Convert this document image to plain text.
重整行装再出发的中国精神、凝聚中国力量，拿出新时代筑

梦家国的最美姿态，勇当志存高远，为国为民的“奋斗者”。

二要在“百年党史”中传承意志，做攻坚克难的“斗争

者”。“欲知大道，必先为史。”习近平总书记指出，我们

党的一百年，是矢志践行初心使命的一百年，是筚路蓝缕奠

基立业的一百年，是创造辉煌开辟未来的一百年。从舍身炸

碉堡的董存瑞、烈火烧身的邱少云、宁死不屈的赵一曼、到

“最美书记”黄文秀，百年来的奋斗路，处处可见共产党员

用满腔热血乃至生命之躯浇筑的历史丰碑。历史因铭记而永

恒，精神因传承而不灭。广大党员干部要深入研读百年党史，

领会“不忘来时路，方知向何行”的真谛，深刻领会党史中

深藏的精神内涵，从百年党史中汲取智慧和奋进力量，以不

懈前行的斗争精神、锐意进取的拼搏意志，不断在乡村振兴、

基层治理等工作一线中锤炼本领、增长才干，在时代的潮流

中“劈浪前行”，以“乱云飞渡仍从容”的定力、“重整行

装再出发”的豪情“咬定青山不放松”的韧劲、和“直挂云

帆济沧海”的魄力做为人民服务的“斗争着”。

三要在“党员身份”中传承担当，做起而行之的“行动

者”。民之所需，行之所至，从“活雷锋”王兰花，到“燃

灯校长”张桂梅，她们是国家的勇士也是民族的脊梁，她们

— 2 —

========

## Prompt
Extract all of the material exactly as it is written.

## Reply
Convert this document image to plain text.
重整行装再出发的中国精神、凝聚中国力量，拿出新时代筑

梦家国的最美姿态，勇当志存高远，为国为民的“奋斗者”。

二要在“百年党史”中传承意志，做攻坚克难的“斗争

者”。“欲知大道，必先为史。”习近平总书记指出，我们

党的一百年，是矢志践行初心使命的一百年，是筚路蓝缕奠

基立业的一百年，是创造辉煌开辟未来的一百年。从舍身炸

碉堡的董存瑞、烈火烧身的邱少云、宁死不屈的赵一曼、到

“最美书记”黄文秀，百年来的奋斗路，处处可见共产党员

用满腔热血乃至生命之躯浇筑的历史丰碑。历史因铭记而永

恒，精神因传承而不灭。广大党员干部要深入研读百年党史，

领会“不忘来时路，方知向何行”的真谛，深刻领会党史中

深藏的精神内涵，从百年党史中汲取智慧和奋进力量，以不

懈前行的斗争精神、锐意进取的拼搏意志，不断在乡村振兴、

基层治理等工作一线中锤炼本领、增长才干，在时代的潮流

中“劈浪前行”，以“乱云飞渡仍从容”的定力、“重整行

装再出发”的豪情“咬定青山不放松”的韧劲、和“直挂云

帆济沧海”的魄力做为人民服务的“斗争着”。

三要在“党员身份”中传承担当，做起而行之的“行动

者”。民之所需，行之所至，从“活雷锋”王兰花，到“燃

灯校长”张桂梅，她们是国家的勇士也是民族的脊梁，她们

— 2 —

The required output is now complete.